# Directive
Present every line of the material below as a numbered list, leaving out blank lines.

(Box annotation data)
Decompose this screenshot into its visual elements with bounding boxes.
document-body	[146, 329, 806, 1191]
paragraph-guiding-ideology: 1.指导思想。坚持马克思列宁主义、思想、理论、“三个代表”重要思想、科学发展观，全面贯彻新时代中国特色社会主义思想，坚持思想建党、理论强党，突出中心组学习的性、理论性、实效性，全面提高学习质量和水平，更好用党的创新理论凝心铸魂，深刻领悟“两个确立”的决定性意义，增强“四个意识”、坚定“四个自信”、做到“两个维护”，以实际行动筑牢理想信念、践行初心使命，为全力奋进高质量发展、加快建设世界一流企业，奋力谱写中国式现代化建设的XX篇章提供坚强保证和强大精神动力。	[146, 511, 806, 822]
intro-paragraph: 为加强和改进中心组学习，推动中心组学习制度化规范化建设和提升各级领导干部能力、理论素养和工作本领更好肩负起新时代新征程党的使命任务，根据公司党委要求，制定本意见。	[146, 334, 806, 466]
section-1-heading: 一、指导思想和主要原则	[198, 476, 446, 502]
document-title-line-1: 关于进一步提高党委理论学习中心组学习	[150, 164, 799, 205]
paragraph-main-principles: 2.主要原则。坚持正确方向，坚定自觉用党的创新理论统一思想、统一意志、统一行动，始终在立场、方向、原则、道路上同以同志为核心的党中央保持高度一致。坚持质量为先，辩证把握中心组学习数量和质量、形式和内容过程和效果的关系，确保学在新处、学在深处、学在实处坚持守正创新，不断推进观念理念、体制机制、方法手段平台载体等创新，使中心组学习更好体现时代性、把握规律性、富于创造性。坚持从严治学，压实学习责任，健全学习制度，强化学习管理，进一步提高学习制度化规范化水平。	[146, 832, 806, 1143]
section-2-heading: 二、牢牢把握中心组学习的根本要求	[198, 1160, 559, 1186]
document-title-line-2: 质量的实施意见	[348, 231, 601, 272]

# Exercise answer
1. Decompose this screenshot into its visual elements with bounding boxes.
2. document-body	[146, 329, 806, 1191]
3. paragraph-guiding-ideology: 1.指导思想。坚持马克思列宁主义、思想、理论、“三个代表”重要思想、科学发展观，全面贯彻新时代中国特色社会主义思想，坚持思想建党、理论强党，突出中心组学习的性、理论性、实效性，全面提高学习质量和水平，更好用党的创新理论凝心铸魂，深刻领悟“两个确立”的决定性意义，增强“四个意识”、坚定“四个自信”、做到“两个维护”，以实际行动筑牢理想信念、践行初心使命，为全力奋进高质量发展、加快建设世界一流企业，奋力谱写中国式现代化建设的XX篇章提供坚强保证和强大精神动力。	[146, 511, 806, 822]
4. intro-paragraph: 为加强和改进中心组学习，推动中心组学习制度化规范化建设和提升各级领导干部能力、理论素养和工作本领更好肩负起新时代新征程党的使命任务，根据公司党委要求，制定本意见。	[146, 334, 806, 466]
5. section-1-heading: 一、指导思想和主要原则	[198, 476, 446, 502]
6. document-title-line-1: 关于进一步提高党委理论学习中心组学习	[150, 164, 799, 205]
7. paragraph-main-principles: 2.主要原则。坚持正确方向，坚定自觉用党的创新理论统一思想、统一意志、统一行动，始终在立场、方向、原则、道路上同以同志为核心的党中央保持高度一致。坚持质量为先，辩证把握中心组学习数量和质量、形式和内容过程和效果的关系，确保学在新处、学在深处、学在实处坚持守正创新，不断推进观念理念、体制机制、方法手段平台载体等创新，使中心组学习更好体现时代性、把握规律性、富于创造性。坚持从严治学，压实学习责任，健全学习制度，强化学习管理，进一步提高学习制度化规范化水平。	[146, 832, 806, 1143]
8. section-2-heading: 二、牢牢把握中心组学习的根本要求	[198, 1160, 559, 1186]
9. document-title-line-2: 质量的实施意见	[348, 231, 601, 272]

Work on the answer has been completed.